● Task brief
Each line that holds the word "visitors" counts once; report how many lines do so and nothing else.

═══ Supplied data

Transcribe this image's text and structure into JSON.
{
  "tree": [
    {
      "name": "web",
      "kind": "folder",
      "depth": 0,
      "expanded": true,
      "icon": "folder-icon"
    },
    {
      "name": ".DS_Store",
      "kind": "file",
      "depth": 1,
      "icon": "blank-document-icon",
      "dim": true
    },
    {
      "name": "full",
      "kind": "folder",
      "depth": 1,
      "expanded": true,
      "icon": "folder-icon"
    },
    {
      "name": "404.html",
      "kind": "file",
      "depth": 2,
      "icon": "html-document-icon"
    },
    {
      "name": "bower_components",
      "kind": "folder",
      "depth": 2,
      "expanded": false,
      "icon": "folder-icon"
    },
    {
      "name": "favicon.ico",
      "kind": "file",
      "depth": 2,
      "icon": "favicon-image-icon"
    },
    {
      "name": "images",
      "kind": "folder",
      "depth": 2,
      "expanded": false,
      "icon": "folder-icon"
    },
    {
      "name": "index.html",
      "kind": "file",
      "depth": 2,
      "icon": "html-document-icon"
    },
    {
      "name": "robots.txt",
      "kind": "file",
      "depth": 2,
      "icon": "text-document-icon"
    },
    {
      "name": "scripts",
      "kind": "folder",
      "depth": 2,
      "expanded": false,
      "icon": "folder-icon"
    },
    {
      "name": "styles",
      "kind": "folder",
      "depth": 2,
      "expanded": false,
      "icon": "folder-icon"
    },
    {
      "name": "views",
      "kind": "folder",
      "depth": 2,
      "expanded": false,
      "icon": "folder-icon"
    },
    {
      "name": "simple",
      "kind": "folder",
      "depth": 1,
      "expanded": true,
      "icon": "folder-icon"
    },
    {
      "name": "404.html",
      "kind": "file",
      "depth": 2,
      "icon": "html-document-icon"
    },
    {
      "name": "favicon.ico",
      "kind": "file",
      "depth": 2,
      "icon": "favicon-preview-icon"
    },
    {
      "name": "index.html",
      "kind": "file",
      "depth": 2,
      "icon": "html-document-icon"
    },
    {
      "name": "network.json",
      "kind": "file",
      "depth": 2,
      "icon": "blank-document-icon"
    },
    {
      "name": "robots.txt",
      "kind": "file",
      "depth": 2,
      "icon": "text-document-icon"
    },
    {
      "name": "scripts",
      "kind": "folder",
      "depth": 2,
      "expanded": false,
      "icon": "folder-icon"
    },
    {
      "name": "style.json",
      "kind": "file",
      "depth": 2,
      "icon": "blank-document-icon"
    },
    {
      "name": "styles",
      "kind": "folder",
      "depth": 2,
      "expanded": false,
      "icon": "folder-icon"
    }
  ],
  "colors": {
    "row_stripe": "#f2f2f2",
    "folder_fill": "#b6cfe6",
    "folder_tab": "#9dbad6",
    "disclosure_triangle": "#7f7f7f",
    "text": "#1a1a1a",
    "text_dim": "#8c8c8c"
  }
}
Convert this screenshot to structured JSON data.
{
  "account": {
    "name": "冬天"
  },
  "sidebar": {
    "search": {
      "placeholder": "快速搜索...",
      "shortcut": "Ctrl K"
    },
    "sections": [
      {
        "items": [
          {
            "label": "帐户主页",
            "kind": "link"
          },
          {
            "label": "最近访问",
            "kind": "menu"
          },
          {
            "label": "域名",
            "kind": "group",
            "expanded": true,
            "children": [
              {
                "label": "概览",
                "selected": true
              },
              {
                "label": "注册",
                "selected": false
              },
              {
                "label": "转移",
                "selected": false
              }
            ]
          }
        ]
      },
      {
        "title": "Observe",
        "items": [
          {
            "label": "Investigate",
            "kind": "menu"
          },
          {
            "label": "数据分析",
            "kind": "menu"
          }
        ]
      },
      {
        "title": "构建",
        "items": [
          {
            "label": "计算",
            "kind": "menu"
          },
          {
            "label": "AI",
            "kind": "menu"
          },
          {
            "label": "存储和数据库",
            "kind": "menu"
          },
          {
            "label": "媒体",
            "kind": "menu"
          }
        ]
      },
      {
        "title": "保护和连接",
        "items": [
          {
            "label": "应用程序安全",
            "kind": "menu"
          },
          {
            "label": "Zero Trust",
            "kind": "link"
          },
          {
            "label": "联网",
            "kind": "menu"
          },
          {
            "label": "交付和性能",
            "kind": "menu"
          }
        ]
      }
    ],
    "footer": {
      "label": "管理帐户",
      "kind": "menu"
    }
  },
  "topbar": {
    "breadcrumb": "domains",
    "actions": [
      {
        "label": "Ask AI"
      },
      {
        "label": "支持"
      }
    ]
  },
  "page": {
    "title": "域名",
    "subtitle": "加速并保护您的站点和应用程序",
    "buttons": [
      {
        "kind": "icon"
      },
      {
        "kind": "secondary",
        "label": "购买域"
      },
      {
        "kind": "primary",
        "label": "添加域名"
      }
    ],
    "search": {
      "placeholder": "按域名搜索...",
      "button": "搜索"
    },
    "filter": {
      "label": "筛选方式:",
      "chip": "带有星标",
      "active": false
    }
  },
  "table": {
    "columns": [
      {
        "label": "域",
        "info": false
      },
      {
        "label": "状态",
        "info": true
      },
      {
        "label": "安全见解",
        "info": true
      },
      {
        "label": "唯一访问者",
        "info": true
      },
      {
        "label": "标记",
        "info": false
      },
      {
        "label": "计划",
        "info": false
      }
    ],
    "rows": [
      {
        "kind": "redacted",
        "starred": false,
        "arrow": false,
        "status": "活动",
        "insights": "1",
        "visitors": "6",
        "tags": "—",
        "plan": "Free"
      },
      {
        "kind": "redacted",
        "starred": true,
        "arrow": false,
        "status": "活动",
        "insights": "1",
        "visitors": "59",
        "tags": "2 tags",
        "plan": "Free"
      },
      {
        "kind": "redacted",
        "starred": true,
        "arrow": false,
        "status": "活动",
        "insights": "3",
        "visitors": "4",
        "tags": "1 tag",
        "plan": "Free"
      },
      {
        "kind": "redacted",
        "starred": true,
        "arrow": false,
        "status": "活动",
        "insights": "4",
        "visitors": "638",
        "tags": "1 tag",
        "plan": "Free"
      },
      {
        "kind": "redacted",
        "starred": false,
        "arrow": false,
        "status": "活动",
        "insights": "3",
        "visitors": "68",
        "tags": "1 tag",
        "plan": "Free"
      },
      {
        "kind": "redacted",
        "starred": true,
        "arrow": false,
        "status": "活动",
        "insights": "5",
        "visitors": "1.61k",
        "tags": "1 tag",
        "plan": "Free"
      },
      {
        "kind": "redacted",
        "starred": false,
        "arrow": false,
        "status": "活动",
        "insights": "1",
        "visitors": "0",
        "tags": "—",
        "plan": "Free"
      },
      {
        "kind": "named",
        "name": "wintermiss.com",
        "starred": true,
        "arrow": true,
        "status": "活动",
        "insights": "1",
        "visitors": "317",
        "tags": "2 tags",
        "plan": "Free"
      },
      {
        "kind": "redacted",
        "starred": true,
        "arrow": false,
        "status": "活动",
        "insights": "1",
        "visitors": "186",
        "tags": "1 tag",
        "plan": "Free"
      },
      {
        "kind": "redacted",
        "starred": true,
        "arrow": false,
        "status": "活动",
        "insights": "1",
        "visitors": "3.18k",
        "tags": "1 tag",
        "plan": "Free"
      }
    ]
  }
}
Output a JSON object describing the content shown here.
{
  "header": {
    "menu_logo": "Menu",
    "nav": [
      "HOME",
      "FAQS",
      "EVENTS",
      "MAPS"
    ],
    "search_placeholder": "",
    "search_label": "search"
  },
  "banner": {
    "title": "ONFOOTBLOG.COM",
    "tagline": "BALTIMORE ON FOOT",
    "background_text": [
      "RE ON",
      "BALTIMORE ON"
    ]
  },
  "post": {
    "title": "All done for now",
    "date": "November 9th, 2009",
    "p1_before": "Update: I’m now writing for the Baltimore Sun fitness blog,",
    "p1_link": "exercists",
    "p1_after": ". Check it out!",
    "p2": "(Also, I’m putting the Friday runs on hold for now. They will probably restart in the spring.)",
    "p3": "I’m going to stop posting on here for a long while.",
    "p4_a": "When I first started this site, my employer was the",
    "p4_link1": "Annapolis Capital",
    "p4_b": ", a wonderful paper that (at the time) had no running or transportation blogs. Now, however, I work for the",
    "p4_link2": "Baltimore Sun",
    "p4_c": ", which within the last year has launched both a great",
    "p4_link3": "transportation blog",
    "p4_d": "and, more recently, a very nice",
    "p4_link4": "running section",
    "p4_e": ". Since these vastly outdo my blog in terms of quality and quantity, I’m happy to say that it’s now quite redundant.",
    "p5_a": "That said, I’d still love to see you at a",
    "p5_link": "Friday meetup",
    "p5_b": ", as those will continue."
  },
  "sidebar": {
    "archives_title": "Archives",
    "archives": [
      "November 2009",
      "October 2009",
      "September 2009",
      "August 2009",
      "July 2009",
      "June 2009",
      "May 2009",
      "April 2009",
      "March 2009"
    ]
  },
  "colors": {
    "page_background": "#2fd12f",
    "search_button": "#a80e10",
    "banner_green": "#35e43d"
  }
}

══════

● Result for this task
10